What needs to be done:
Write out each line word for word. Drop pictures.

(Stored records)
** start **

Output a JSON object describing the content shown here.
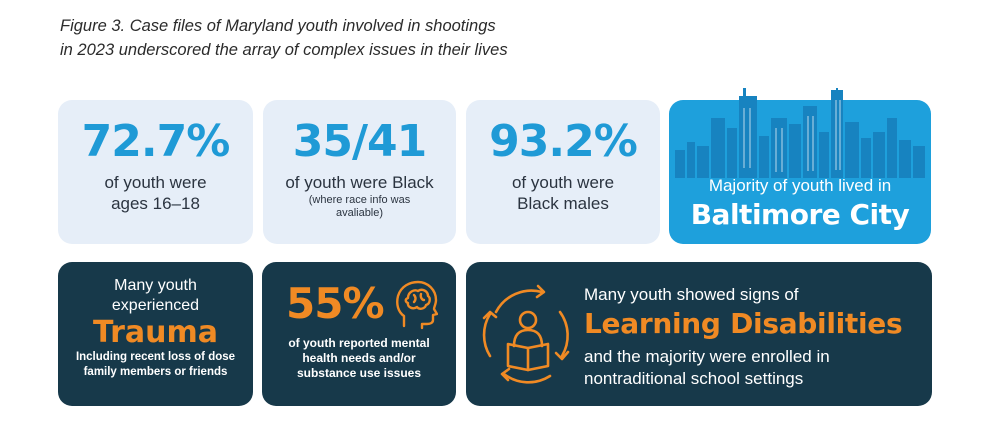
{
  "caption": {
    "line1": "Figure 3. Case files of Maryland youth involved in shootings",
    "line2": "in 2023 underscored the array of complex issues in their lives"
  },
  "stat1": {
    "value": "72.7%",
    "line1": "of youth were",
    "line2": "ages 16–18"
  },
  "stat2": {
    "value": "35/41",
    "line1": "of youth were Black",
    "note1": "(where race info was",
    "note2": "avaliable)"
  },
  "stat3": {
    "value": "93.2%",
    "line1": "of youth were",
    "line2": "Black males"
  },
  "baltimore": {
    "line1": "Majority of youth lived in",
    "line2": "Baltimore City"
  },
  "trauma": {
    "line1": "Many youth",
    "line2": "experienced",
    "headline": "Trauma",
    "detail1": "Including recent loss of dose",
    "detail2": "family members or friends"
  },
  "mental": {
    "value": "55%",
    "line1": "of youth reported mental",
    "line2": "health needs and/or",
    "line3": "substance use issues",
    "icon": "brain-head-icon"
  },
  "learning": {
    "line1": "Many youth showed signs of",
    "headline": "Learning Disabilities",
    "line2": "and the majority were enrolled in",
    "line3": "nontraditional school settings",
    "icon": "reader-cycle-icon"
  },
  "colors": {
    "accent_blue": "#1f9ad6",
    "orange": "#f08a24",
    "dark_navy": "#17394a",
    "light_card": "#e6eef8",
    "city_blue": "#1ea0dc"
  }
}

** end **

Response to this exercise:
Output a JSON object describing the content shown here.
{
  "caption": {
    "line1": "Figure 3. Case files of Maryland youth involved in shootings",
    "line2": "in 2023 underscored the array of complex issues in their lives"
  },
  "stat1": {
    "value": "72.7%",
    "line1": "of youth were",
    "line2": "ages 16–18"
  },
  "stat2": {
    "value": "35/41",
    "line1": "of youth were Black",
    "note1": "(where race info was",
    "note2": "avaliable)"
  },
  "stat3": {
    "value": "93.2%",
    "line1": "of youth were",
    "line2": "Black males"
  },
  "baltimore": {
    "line1": "Majority of youth lived in",
    "line2": "Baltimore City"
  },
  "trauma": {
    "line1": "Many youth",
    "line2": "experienced",
    "headline": "Trauma",
    "detail1": "Including recent loss of dose",
    "detail2": "family members or friends"
  },
  "mental": {
    "value": "55%",
    "line1": "of youth reported mental",
    "line2": "health needs and/or",
    "line3": "substance use issues",
    "icon": "brain-head-icon"
  },
  "learning": {
    "line1": "Many youth showed signs of",
    "headline": "Learning Disabilities",
    "line2": "and the majority were enrolled in",
    "line3": "nontraditional school settings",
    "icon": "reader-cycle-icon"
  },
  "colors": {
    "accent_blue": "#1f9ad6",
    "orange": "#f08a24",
    "dark_navy": "#17394a",
    "light_card": "#e6eef8",
    "city_blue": "#1ea0dc"
  }
}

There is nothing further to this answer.